Brief — Repeat, without any change, the entries presented below.

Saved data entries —
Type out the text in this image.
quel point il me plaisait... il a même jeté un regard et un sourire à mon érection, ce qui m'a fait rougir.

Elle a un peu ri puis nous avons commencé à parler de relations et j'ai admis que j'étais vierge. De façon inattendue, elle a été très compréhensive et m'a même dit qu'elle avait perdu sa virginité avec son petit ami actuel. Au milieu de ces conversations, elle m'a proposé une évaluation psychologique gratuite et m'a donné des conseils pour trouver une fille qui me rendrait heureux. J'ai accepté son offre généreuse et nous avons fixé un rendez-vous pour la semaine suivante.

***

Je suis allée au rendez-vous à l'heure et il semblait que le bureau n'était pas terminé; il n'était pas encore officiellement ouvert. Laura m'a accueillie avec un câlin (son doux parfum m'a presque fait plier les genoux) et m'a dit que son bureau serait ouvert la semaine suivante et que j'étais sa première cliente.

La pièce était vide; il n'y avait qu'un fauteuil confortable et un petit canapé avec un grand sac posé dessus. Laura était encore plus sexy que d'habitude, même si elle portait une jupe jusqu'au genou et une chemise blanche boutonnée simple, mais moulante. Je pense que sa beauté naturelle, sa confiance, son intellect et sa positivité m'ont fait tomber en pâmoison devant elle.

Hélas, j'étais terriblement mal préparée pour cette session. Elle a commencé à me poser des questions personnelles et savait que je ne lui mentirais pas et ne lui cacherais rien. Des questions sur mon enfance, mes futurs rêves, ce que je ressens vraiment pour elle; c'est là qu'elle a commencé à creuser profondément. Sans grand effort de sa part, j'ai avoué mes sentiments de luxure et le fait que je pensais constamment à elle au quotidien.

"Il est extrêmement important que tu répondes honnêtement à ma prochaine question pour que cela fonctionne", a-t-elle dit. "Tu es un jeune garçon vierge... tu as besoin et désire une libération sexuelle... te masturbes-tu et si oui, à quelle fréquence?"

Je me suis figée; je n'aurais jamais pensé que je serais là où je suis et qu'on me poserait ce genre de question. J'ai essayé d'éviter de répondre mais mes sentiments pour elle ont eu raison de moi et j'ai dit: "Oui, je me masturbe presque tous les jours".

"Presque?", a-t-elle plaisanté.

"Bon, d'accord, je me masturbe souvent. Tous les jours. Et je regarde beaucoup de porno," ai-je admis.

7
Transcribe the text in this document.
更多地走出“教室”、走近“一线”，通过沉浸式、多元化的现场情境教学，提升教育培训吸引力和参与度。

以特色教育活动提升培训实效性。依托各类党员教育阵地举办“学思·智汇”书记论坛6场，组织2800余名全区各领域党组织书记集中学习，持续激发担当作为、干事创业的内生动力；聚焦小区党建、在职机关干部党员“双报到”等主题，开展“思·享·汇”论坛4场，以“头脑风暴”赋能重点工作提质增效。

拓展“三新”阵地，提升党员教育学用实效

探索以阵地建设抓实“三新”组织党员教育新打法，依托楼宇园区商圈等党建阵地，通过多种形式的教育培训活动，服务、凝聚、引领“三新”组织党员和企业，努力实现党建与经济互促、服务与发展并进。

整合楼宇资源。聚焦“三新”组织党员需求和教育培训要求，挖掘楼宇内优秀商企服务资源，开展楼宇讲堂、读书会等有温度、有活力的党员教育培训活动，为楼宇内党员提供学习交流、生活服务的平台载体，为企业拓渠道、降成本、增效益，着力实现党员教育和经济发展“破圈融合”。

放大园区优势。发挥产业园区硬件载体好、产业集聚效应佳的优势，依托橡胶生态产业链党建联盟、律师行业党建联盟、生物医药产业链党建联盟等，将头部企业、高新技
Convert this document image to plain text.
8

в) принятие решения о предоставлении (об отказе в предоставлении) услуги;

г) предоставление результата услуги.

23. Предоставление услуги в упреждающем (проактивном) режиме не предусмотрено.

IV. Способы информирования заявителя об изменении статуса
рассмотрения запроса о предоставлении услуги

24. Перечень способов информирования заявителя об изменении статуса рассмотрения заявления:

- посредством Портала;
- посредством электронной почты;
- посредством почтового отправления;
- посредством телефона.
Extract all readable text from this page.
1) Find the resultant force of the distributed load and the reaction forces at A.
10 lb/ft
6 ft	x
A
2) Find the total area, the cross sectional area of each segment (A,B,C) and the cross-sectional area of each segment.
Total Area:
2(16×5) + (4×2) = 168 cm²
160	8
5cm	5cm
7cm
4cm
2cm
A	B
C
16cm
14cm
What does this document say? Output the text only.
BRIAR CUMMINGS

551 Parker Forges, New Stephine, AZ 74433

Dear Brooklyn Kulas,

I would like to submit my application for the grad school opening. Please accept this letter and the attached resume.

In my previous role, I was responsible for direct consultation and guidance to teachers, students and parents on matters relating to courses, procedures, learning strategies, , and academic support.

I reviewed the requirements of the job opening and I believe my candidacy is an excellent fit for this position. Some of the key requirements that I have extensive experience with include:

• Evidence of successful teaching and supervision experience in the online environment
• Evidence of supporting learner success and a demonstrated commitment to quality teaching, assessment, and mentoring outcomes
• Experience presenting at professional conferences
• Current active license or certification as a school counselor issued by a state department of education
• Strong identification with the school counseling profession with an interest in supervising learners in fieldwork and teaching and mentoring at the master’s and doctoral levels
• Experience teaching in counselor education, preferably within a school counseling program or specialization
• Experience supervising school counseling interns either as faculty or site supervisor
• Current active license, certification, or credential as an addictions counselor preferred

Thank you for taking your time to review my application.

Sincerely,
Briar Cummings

Output for this task —
Type out the text in this image.
quel point il me plaisait... il a même jeté un regard et un sourire à mon érection, ce qui m'a fait rougir.

Elle a un peu ri puis nous avons commencé à parler de relations et j'ai admis que j'étais vierge. De façon inattendue, elle a été très compréhensive et m'a même dit qu'elle avait perdu sa virginité avec son petit ami actuel. Au milieu de ces conversations, elle m'a proposé une évaluation psychologique gratuite et m'a donné des conseils pour trouver une fille qui me rendrait heureux. J'ai accepté son offre généreuse et nous avons fixé un rendez-vous pour la semaine suivante.

***

Je suis allée au rendez-vous à l'heure et il semblait que le bureau n'était pas terminé; il n'était pas encore officiellement ouvert. Laura m'a accueillie avec un câlin (son doux parfum m'a presque fait plier les genoux) et m'a dit que son bureau serait ouvert la semaine suivante et que j'étais sa première cliente.

La pièce était vide; il n'y avait qu'un fauteuil confortable et un petit canapé avec un grand sac posé dessus. Laura était encore plus sexy que d'habitude, même si elle portait une jupe jusqu'au genou et une chemise blanche boutonnée simple, mais moulante. Je pense que sa beauté naturelle, sa confiance, son intellect et sa positivité m'ont fait tomber en pâmoison devant elle.

Hélas, j'étais terriblement mal préparée pour cette session. Elle a commencé à me poser des questions personnelles et savait que je ne lui mentirais pas et ne lui cacherais rien. Des questions sur mon enfance, mes futurs rêves, ce que je ressens vraiment pour elle; c'est là qu'elle a commencé à creuser profondément. Sans grand effort de sa part, j'ai avoué mes sentiments de luxure et le fait que je pensais constamment à elle au quotidien.

"Il est extrêmement important que tu répondes honnêtement à ma prochaine question pour que cela fonctionne", a-t-elle dit. "Tu es un jeune garçon vierge... tu as besoin et désire une libération sexuelle... te masturbes-tu et si oui, à quelle fréquence?"

Je me suis figée; je n'aurais jamais pensé que je serais là où je suis et qu'on me poserait ce genre de question. J'ai essayé d'éviter de répondre mais mes sentiments pour elle ont eu raison de moi et j'ai dit: "Oui, je me masturbe presque tous les jours".

"Presque?", a-t-elle plaisanté.

"Bon, d'accord, je me masturbe souvent. Tous les jours. Et je regarde beaucoup de porno," ai-je admis.

7
Transcribe the text in this document.
更多地走出“教室”、走近“一线”，通过沉浸式、多元化的现场情境教学，提升教育培训吸引力和参与度。

以特色教育活动提升培训实效性。依托各类党员教育阵地举办“学思·智汇”书记论坛6场，组织2800余名全区各领域党组织书记集中学习，持续激发担当作为、干事创业的内生动力；聚焦小区党建、在职机关干部党员“双报到”等主题，开展“思·享·汇”论坛4场，以“头脑风暴”赋能重点工作提质增效。

拓展“三新”阵地，提升党员教育学用实效

探索以阵地建设抓实“三新”组织党员教育新打法，依托楼宇园区商圈等党建阵地，通过多种形式的教育培训活动，服务、凝聚、引领“三新”组织党员和企业，努力实现党建与经济互促、服务与发展并进。

整合楼宇资源。聚焦“三新”组织党员需求和教育培训要求，挖掘楼宇内优秀商企服务资源，开展楼宇讲堂、读书会等有温度、有活力的党员教育培训活动，为楼宇内党员提供学习交流、生活服务的平台载体，为企业拓渠道、降成本、增效益，着力实现党员教育和经济发展“破圈融合”。

放大园区优势。发挥产业园区硬件载体好、产业集聚效应佳的优势，依托橡胶生态产业链党建联盟、律师行业党建联盟、生物医药产业链党建联盟等，将头部企业、高新技
Convert this document image to plain text.
8

в) принятие решения о предоставлении (об отказе в предоставлении) услуги;

г) предоставление результата услуги.

23. Предоставление услуги в упреждающем (проактивном) режиме не предусмотрено.

IV. Способы информирования заявителя об изменении статуса
рассмотрения запроса о предоставлении услуги

24. Перечень способов информирования заявителя об изменении статуса рассмотрения заявления:

- посредством Портала;
- посредством электронной почты;
- посредством почтового отправления;
- посредством телефона.
Extract all readable text from this page.
1) Find the resultant force of the distributed load and the reaction forces at A.
10 lb/ft
6 ft	x
A
2) Find the total area, the cross sectional area of each segment (A,B,C) and the cross-sectional area of each segment.
Total Area:
2(16×5) + (4×2) = 168 cm²
160	8
5cm	5cm
7cm
4cm
2cm
A	B
C
16cm
14cm
What does this document say? Output the text only.
BRIAR CUMMINGS

551 Parker Forges, New Stephine, AZ 74433

Dear Brooklyn Kulas,

I would like to submit my application for the grad school opening. Please accept this letter and the attached resume.

In my previous role, I was responsible for direct consultation and guidance to teachers, students and parents on matters relating to courses, procedures, learning strategies, , and academic support.

I reviewed the requirements of the job opening and I believe my candidacy is an excellent fit for this position. Some of the key requirements that I have extensive experience with include:

• Evidence of successful teaching and supervision experience in the online environment
• Evidence of supporting learner success and a demonstrated commitment to quality teaching, assessment, and mentoring outcomes
• Experience presenting at professional conferences
• Current active license or certification as a school counselor issued by a state department of education
• Strong identification with the school counseling profession with an interest in supervising learners in fieldwork and teaching and mentoring at the master’s and doctoral levels
• Experience teaching in counselor education, preferably within a school counseling program or specialization
• Experience supervising school counseling interns either as faculty or site supervisor
• Current active license, certification, or credential as an addictions counselor preferred

Thank you for taking your time to review my application.

Sincerely,
Briar Cummings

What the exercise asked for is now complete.